## Exercise objective
All records below must be retyped exactly.
** Begin Information provided **
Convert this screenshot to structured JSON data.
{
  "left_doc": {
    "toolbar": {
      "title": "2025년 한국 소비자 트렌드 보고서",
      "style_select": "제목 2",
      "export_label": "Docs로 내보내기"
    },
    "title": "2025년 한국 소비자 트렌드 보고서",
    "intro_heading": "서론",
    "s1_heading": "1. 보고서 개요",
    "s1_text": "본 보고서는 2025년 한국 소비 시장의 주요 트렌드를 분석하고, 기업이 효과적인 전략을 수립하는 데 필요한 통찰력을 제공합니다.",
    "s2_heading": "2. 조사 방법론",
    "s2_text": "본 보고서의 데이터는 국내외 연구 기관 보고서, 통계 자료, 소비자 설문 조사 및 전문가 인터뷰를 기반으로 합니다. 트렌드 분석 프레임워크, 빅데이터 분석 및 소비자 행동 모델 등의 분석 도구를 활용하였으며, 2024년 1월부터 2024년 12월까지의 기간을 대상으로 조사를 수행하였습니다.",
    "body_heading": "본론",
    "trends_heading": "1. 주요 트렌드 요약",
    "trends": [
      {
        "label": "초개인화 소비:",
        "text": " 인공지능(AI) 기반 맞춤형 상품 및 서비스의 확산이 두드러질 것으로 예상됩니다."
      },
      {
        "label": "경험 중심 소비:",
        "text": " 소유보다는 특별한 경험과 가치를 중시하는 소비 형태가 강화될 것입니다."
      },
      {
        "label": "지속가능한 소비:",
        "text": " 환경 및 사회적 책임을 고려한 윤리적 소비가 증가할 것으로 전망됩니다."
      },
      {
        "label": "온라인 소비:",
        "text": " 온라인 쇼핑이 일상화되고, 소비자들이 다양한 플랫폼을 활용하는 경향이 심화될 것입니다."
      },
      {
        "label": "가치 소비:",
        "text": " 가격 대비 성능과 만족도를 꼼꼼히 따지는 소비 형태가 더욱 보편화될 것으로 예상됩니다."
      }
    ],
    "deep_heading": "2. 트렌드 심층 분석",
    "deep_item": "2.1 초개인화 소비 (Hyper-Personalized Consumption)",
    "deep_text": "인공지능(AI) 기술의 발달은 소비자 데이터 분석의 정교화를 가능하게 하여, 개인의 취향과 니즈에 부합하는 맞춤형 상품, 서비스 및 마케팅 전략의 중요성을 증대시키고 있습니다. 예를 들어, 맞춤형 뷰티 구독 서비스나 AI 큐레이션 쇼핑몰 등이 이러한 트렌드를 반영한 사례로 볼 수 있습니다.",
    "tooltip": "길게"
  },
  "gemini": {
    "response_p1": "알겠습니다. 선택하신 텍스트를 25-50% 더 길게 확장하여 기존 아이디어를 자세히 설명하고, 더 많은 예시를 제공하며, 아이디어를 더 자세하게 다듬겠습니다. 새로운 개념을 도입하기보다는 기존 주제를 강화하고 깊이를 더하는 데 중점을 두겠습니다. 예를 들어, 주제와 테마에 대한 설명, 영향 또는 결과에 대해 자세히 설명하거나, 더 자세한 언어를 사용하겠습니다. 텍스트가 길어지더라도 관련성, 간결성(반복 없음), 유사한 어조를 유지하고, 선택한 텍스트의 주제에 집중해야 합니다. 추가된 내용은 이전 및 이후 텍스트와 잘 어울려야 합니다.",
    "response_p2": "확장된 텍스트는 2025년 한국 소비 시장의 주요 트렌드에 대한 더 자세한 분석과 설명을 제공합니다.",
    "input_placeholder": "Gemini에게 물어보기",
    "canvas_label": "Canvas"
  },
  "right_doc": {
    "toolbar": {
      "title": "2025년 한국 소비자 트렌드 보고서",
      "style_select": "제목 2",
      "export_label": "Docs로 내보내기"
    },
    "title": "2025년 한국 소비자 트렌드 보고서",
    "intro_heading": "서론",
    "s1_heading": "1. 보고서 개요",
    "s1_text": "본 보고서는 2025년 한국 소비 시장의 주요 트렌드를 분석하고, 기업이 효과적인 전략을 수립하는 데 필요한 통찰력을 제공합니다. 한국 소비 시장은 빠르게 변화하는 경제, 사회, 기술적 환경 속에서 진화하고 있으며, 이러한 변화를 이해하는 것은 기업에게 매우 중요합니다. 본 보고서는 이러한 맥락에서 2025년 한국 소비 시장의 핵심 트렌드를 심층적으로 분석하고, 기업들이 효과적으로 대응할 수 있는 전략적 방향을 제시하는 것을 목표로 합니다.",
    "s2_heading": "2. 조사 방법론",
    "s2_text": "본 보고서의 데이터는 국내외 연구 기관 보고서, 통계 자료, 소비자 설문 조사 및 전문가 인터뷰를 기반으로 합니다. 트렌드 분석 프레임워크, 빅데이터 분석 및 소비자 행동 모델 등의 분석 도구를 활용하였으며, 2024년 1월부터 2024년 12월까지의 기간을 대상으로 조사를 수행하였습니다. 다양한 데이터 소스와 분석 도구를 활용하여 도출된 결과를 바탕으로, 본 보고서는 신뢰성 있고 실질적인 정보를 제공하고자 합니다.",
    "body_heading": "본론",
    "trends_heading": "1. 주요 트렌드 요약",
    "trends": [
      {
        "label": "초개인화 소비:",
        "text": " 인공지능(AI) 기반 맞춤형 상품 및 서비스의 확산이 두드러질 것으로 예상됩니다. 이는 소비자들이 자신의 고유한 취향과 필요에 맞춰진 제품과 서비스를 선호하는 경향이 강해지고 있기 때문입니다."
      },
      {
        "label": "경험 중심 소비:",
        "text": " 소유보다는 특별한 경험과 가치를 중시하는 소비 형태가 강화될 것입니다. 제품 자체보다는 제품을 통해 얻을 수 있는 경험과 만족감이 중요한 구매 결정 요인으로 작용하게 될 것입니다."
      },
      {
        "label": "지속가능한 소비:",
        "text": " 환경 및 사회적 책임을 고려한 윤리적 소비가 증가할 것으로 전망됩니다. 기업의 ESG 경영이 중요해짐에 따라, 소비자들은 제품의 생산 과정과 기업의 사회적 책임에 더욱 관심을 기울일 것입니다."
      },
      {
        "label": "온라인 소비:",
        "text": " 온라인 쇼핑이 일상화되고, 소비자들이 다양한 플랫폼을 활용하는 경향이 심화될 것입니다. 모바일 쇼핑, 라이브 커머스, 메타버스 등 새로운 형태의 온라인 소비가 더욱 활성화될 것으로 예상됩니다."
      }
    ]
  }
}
** End Information provided **
## Task solution
Convert this screenshot to structured JSON data.
{
  "left_doc": {
    "toolbar": {
      "title": "2025년 한국 소비자 트렌드 보고서",
      "style_select": "제목 2",
      "export_label": "Docs로 내보내기"
    },
    "title": "2025년 한국 소비자 트렌드 보고서",
    "intro_heading": "서론",
    "s1_heading": "1. 보고서 개요",
    "s1_text": "본 보고서는 2025년 한국 소비 시장의 주요 트렌드를 분석하고, 기업이 효과적인 전략을 수립하는 데 필요한 통찰력을 제공합니다.",
    "s2_heading": "2. 조사 방법론",
    "s2_text": "본 보고서의 데이터는 국내외 연구 기관 보고서, 통계 자료, 소비자 설문 조사 및 전문가 인터뷰를 기반으로 합니다. 트렌드 분석 프레임워크, 빅데이터 분석 및 소비자 행동 모델 등의 분석 도구를 활용하였으며, 2024년 1월부터 2024년 12월까지의 기간을 대상으로 조사를 수행하였습니다.",
    "body_heading": "본론",
    "trends_heading": "1. 주요 트렌드 요약",
    "trends": [
      {
        "label": "초개인화 소비:",
        "text": " 인공지능(AI) 기반 맞춤형 상품 및 서비스의 확산이 두드러질 것으로 예상됩니다."
      },
      {
        "label": "경험 중심 소비:",
        "text": " 소유보다는 특별한 경험과 가치를 중시하는 소비 형태가 강화될 것입니다."
      },
      {
        "label": "지속가능한 소비:",
        "text": " 환경 및 사회적 책임을 고려한 윤리적 소비가 증가할 것으로 전망됩니다."
      },
      {
        "label": "온라인 소비:",
        "text": " 온라인 쇼핑이 일상화되고, 소비자들이 다양한 플랫폼을 활용하는 경향이 심화될 것입니다."
      },
      {
        "label": "가치 소비:",
        "text": " 가격 대비 성능과 만족도를 꼼꼼히 따지는 소비 형태가 더욱 보편화될 것으로 예상됩니다."
      }
    ],
    "deep_heading": "2. 트렌드 심층 분석",
    "deep_item": "2.1 초개인화 소비 (Hyper-Personalized Consumption)",
    "deep_text": "인공지능(AI) 기술의 발달은 소비자 데이터 분석의 정교화를 가능하게 하여, 개인의 취향과 니즈에 부합하는 맞춤형 상품, 서비스 및 마케팅 전략의 중요성을 증대시키고 있습니다. 예를 들어, 맞춤형 뷰티 구독 서비스나 AI 큐레이션 쇼핑몰 등이 이러한 트렌드를 반영한 사례로 볼 수 있습니다.",
    "tooltip": "길게"
  },
  "gemini": {
    "response_p1": "알겠습니다. 선택하신 텍스트를 25-50% 더 길게 확장하여 기존 아이디어를 자세히 설명하고, 더 많은 예시를 제공하며, 아이디어를 더 자세하게 다듬겠습니다. 새로운 개념을 도입하기보다는 기존 주제를 강화하고 깊이를 더하는 데 중점을 두겠습니다. 예를 들어, 주제와 테마에 대한 설명, 영향 또는 결과에 대해 자세히 설명하거나, 더 자세한 언어를 사용하겠습니다. 텍스트가 길어지더라도 관련성, 간결성(반복 없음), 유사한 어조를 유지하고, 선택한 텍스트의 주제에 집중해야 합니다. 추가된 내용은 이전 및 이후 텍스트와 잘 어울려야 합니다.",
    "response_p2": "확장된 텍스트는 2025년 한국 소비 시장의 주요 트렌드에 대한 더 자세한 분석과 설명을 제공합니다.",
    "input_placeholder": "Gemini에게 물어보기",
    "canvas_label": "Canvas"
  },
  "right_doc": {
    "toolbar": {
      "title": "2025년 한국 소비자 트렌드 보고서",
      "style_select": "제목 2",
      "export_label": "Docs로 내보내기"
    },
    "title": "2025년 한국 소비자 트렌드 보고서",
    "intro_heading": "서론",
    "s1_heading": "1. 보고서 개요",
    "s1_text": "본 보고서는 2025년 한국 소비 시장의 주요 트렌드를 분석하고, 기업이 효과적인 전략을 수립하는 데 필요한 통찰력을 제공합니다. 한국 소비 시장은 빠르게 변화하는 경제, 사회, 기술적 환경 속에서 진화하고 있으며, 이러한 변화를 이해하는 것은 기업에게 매우 중요합니다. 본 보고서는 이러한 맥락에서 2025년 한국 소비 시장의 핵심 트렌드를 심층적으로 분석하고, 기업들이 효과적으로 대응할 수 있는 전략적 방향을 제시하는 것을 목표로 합니다.",
    "s2_heading": "2. 조사 방법론",
    "s2_text": "본 보고서의 데이터는 국내외 연구 기관 보고서, 통계 자료, 소비자 설문 조사 및 전문가 인터뷰를 기반으로 합니다. 트렌드 분석 프레임워크, 빅데이터 분석 및 소비자 행동 모델 등의 분석 도구를 활용하였으며, 2024년 1월부터 2024년 12월까지의 기간을 대상으로 조사를 수행하였습니다. 다양한 데이터 소스와 분석 도구를 활용하여 도출된 결과를 바탕으로, 본 보고서는 신뢰성 있고 실질적인 정보를 제공하고자 합니다.",
    "body_heading": "본론",
    "trends_heading": "1. 주요 트렌드 요약",
    "trends": [
      {
        "label": "초개인화 소비:",
        "text": " 인공지능(AI) 기반 맞춤형 상품 및 서비스의 확산이 두드러질 것으로 예상됩니다. 이는 소비자들이 자신의 고유한 취향과 필요에 맞춰진 제품과 서비스를 선호하는 경향이 강해지고 있기 때문입니다."
      },
      {
        "label": "경험 중심 소비:",
        "text": " 소유보다는 특별한 경험과 가치를 중시하는 소비 형태가 강화될 것입니다. 제품 자체보다는 제품을 통해 얻을 수 있는 경험과 만족감이 중요한 구매 결정 요인으로 작용하게 될 것입니다."
      },
      {
        "label": "지속가능한 소비:",
        "text": " 환경 및 사회적 책임을 고려한 윤리적 소비가 증가할 것으로 전망됩니다. 기업의 ESG 경영이 중요해짐에 따라, 소비자들은 제품의 생산 과정과 기업의 사회적 책임에 더욱 관심을 기울일 것입니다."
      },
      {
        "label": "온라인 소비:",
        "text": " 온라인 쇼핑이 일상화되고, 소비자들이 다양한 플랫폼을 활용하는 경향이 심화될 것입니다. 모바일 쇼핑, 라이브 커머스, 메타버스 등 새로운 형태의 온라인 소비가 더욱 활성화될 것으로 예상됩니다."
      }
    ]
  }
}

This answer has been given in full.